What this task involves -
Search the listing below for "content". Copy each matching line.

-- START OF Source data --

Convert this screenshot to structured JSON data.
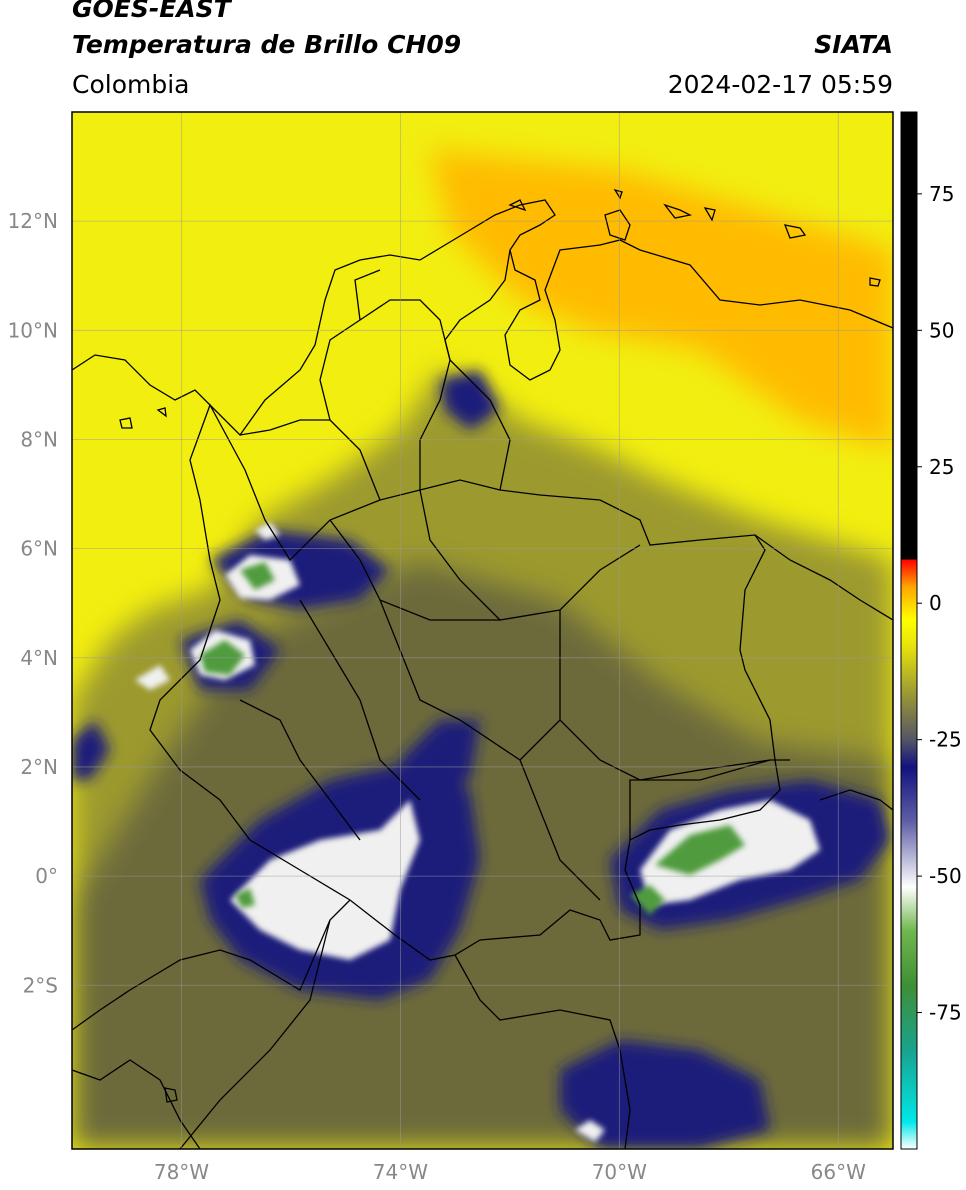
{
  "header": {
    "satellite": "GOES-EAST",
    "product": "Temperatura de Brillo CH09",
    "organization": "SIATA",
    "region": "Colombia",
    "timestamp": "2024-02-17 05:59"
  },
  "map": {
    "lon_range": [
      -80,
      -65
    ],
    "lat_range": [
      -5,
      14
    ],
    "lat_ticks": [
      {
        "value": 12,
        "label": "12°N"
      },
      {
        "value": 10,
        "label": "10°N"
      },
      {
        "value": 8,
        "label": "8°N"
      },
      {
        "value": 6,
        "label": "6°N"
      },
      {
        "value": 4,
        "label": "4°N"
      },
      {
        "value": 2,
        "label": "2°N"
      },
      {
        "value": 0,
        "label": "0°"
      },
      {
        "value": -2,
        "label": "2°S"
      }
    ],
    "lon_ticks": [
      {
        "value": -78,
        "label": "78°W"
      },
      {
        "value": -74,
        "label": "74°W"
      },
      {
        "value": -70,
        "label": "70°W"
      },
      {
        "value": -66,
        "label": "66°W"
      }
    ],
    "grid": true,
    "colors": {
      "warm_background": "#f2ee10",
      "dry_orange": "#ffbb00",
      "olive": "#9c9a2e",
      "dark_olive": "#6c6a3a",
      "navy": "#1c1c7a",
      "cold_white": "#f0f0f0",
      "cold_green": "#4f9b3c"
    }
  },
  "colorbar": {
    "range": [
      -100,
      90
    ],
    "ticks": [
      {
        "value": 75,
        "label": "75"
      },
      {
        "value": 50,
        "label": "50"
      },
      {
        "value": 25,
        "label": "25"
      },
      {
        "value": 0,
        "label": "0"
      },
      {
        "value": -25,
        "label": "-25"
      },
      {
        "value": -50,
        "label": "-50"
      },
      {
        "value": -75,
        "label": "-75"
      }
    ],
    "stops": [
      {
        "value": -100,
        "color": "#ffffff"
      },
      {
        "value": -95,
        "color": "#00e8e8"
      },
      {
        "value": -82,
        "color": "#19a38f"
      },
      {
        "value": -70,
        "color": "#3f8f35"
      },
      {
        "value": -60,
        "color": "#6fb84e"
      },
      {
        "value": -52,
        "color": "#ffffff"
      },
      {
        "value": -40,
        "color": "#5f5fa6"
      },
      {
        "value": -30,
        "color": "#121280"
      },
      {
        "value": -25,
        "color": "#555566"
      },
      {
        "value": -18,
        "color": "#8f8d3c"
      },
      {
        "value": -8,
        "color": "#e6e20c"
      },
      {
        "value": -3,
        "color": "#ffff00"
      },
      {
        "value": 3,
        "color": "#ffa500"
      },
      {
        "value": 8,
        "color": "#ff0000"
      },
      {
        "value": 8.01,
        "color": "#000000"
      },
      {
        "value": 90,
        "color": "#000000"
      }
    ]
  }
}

-- END OF Source data --
-- START OF Source data --

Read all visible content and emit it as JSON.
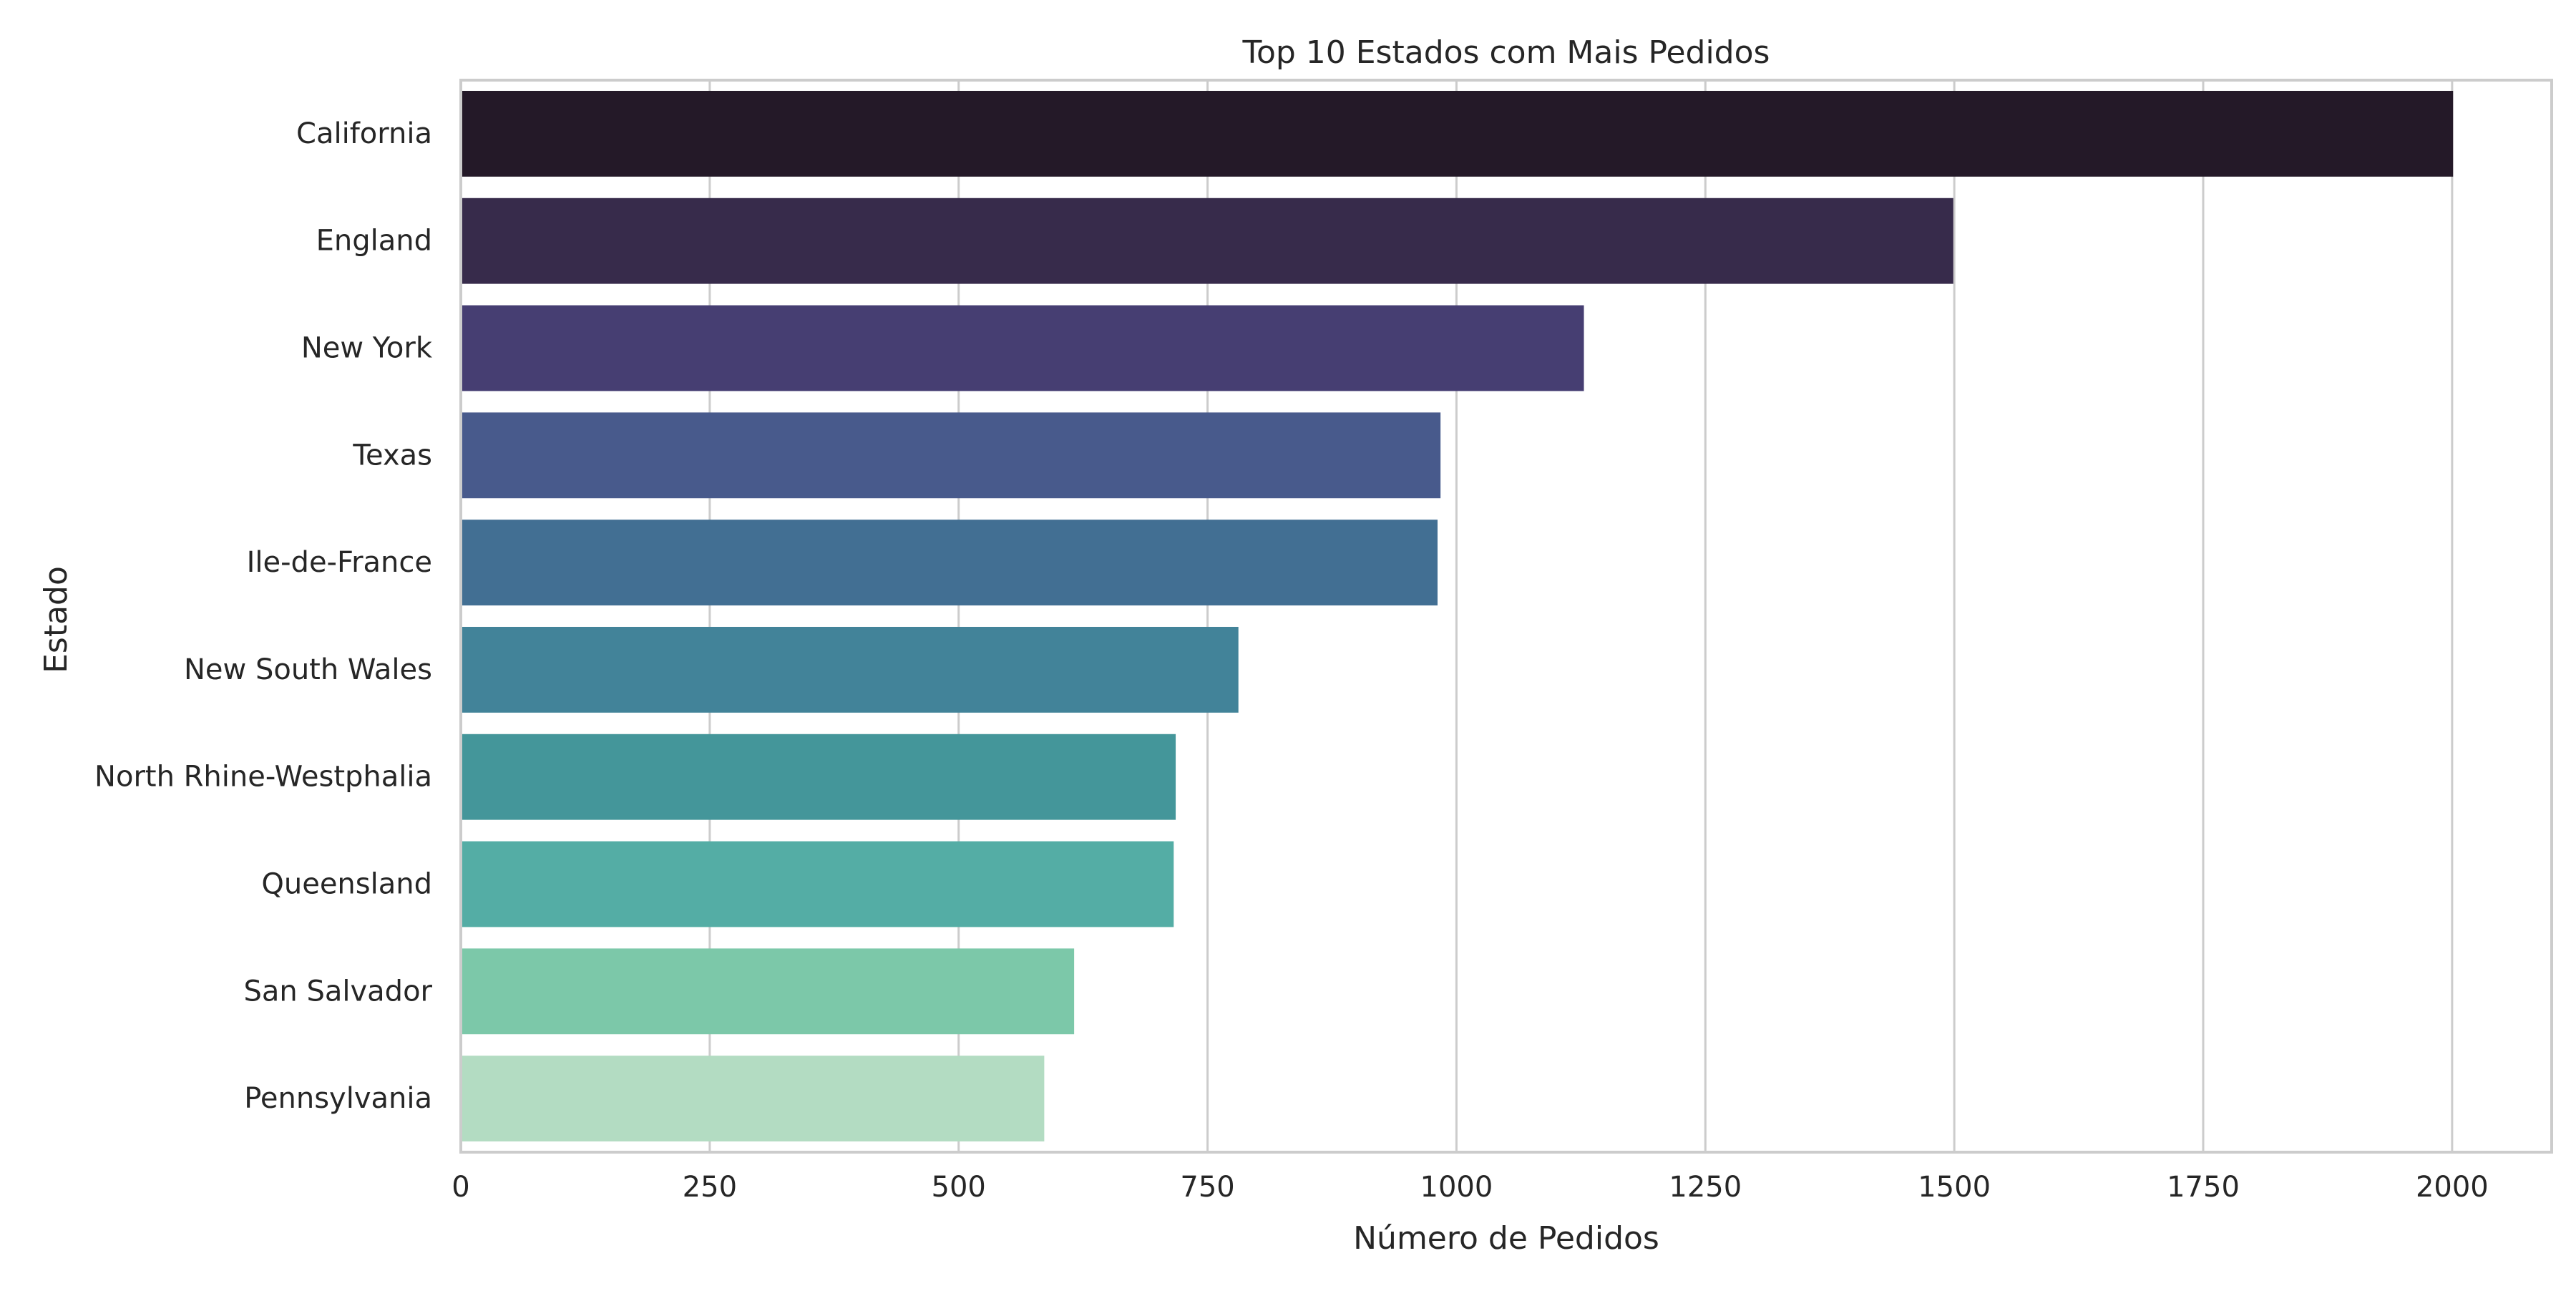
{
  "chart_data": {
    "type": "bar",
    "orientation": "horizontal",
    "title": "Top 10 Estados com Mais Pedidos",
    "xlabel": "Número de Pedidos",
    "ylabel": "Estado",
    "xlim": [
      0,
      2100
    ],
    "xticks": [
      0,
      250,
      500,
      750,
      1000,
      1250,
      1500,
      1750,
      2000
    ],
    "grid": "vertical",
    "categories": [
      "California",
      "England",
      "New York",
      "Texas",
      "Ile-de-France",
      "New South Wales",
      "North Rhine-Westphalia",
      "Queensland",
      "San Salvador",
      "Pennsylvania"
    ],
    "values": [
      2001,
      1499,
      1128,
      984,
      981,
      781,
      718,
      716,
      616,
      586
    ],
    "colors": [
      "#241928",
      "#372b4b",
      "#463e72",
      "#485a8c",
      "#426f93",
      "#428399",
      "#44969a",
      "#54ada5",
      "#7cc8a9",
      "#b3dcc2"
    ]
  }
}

-- END OF Source data --
-- START OF Source data --

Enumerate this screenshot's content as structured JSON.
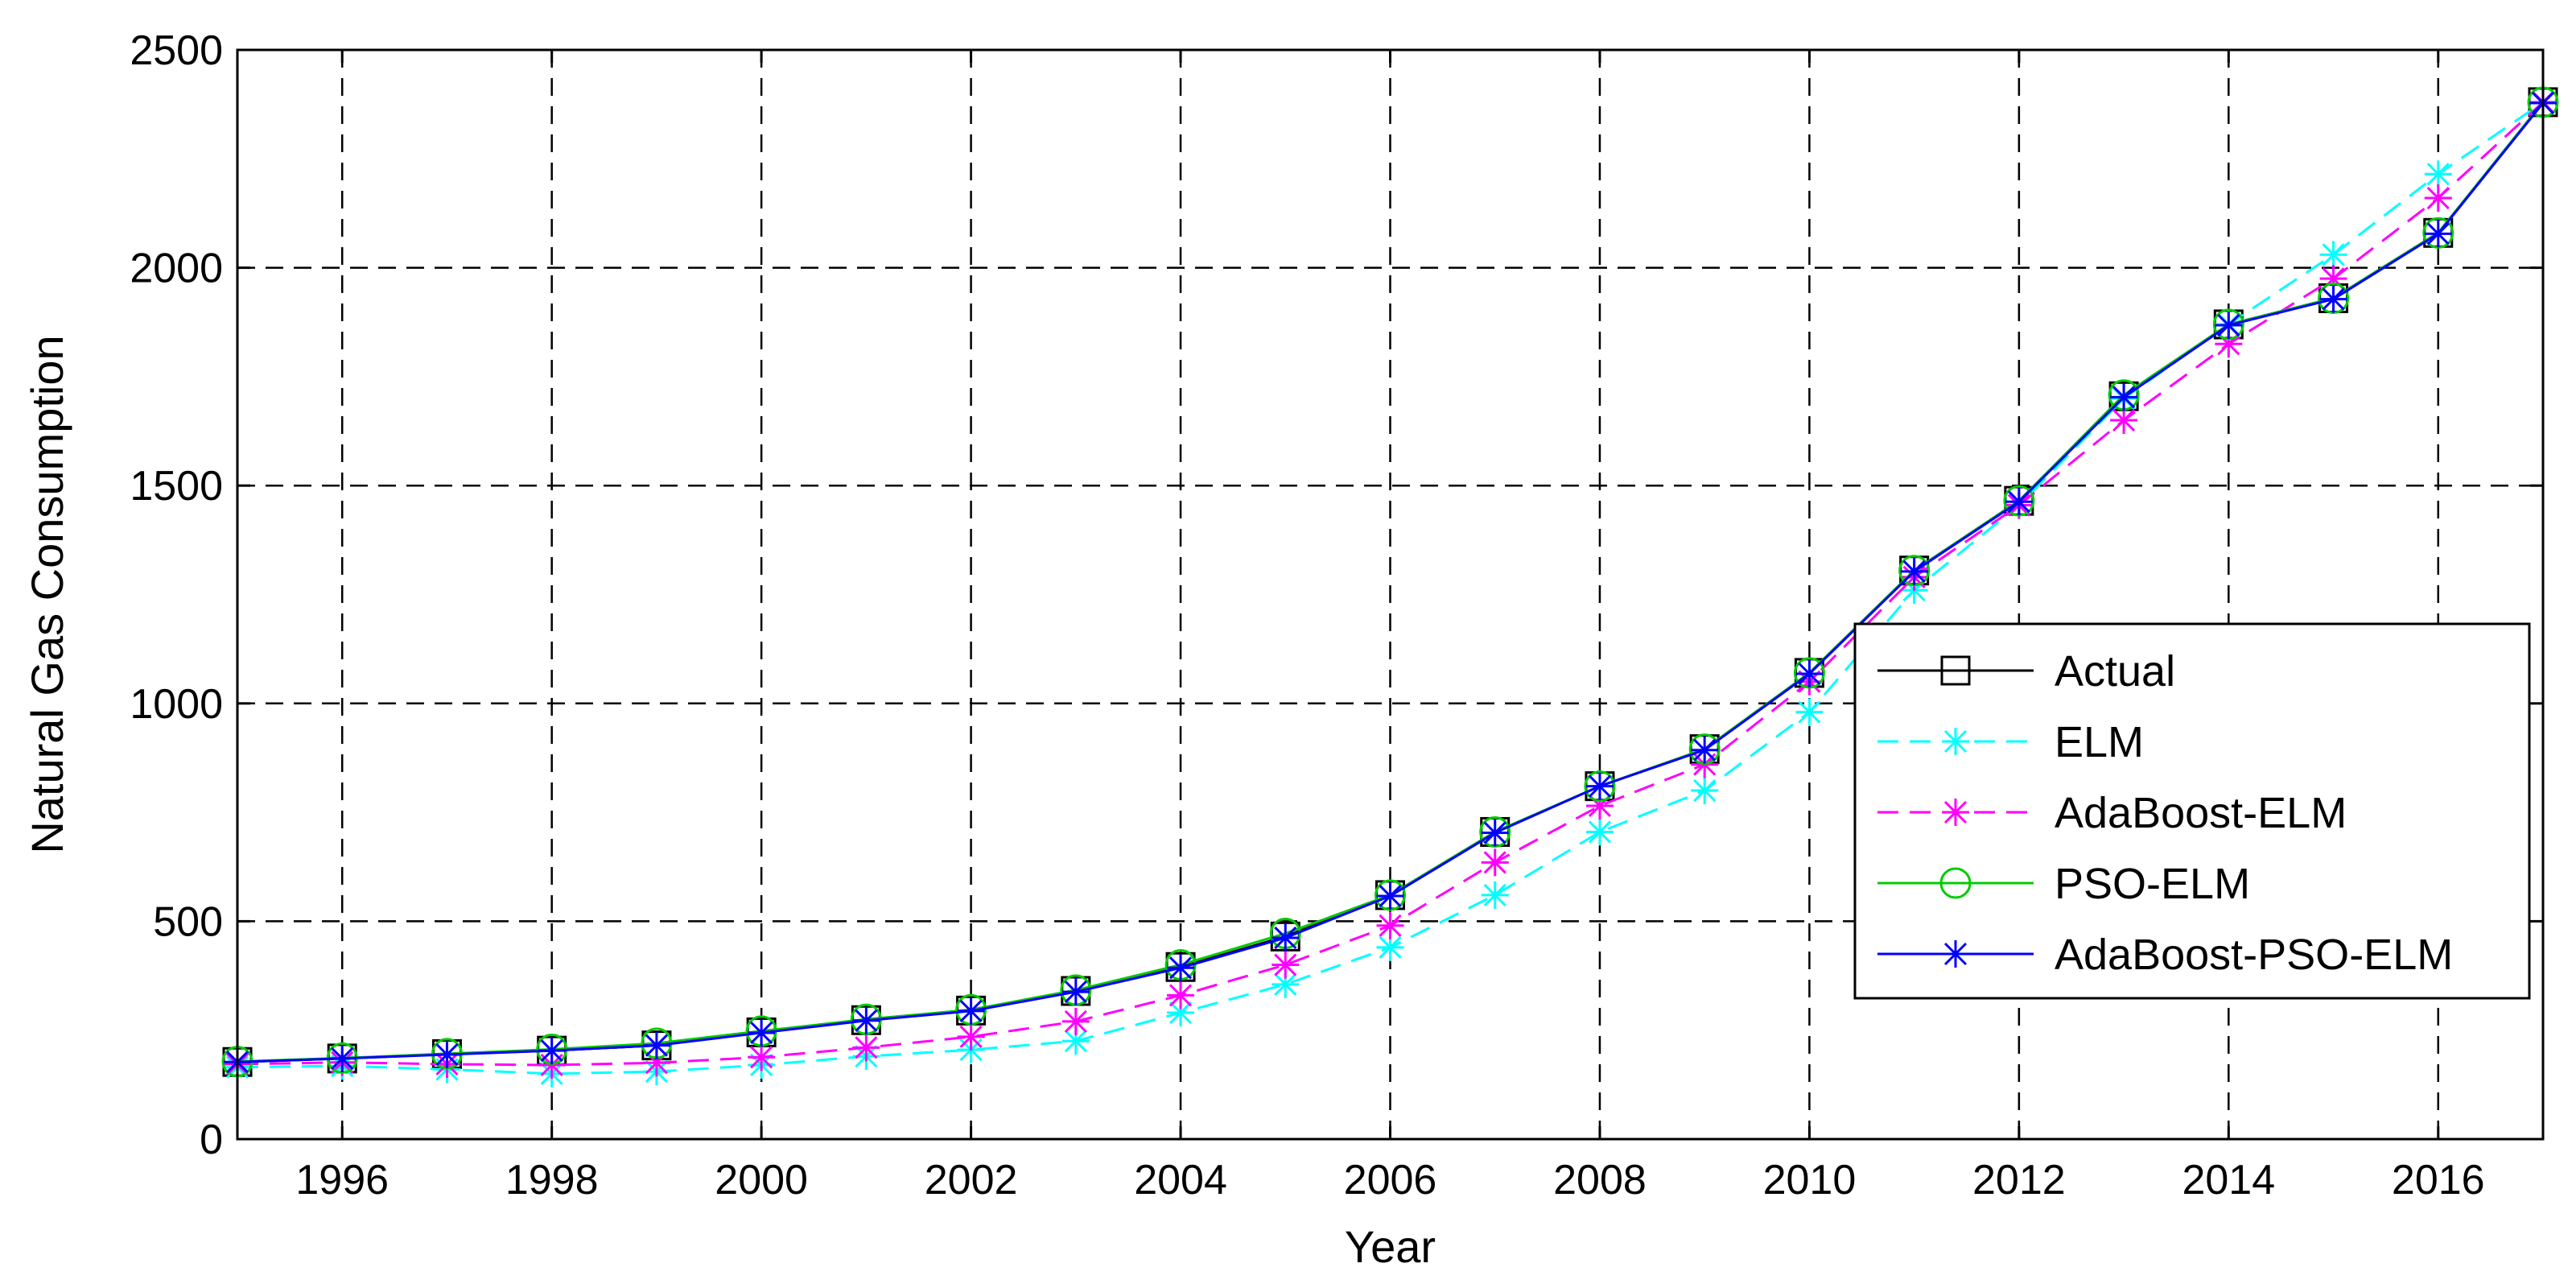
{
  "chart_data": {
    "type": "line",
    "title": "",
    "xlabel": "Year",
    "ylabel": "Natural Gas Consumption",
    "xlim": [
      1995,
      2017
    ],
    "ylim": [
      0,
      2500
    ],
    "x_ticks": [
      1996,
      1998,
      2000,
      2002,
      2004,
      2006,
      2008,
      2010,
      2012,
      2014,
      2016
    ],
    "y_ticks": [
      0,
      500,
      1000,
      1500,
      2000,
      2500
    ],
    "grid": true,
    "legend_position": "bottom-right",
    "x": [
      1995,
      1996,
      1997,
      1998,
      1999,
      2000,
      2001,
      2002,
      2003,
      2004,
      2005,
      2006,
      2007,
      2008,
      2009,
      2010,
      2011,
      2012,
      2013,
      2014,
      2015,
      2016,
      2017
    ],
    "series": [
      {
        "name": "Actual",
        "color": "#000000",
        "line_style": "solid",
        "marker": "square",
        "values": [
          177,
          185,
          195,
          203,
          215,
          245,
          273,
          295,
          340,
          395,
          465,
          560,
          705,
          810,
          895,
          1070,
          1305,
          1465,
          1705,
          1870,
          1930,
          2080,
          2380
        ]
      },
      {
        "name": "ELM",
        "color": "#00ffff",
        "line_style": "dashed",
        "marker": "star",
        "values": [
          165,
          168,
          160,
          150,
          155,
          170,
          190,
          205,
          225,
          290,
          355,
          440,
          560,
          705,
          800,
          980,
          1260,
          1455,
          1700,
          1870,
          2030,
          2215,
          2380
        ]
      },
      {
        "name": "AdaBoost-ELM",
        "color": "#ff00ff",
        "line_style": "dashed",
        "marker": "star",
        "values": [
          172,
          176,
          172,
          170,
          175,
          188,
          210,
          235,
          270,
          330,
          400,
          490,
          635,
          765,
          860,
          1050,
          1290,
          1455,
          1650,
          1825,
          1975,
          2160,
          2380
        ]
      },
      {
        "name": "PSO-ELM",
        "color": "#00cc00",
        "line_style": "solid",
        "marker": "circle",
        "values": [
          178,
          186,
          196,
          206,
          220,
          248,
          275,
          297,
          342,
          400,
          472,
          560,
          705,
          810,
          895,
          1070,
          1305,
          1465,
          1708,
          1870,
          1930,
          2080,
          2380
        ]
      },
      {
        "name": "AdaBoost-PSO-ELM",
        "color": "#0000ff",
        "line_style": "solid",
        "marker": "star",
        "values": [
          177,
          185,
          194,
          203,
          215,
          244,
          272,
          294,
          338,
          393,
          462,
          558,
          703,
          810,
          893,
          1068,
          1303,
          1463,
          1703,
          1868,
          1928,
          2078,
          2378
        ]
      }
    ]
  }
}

-- END OF Source data --

Complete answer -
Read all visible content and emit it as JSON.
Enumerate this screenshot's content as structured JSON.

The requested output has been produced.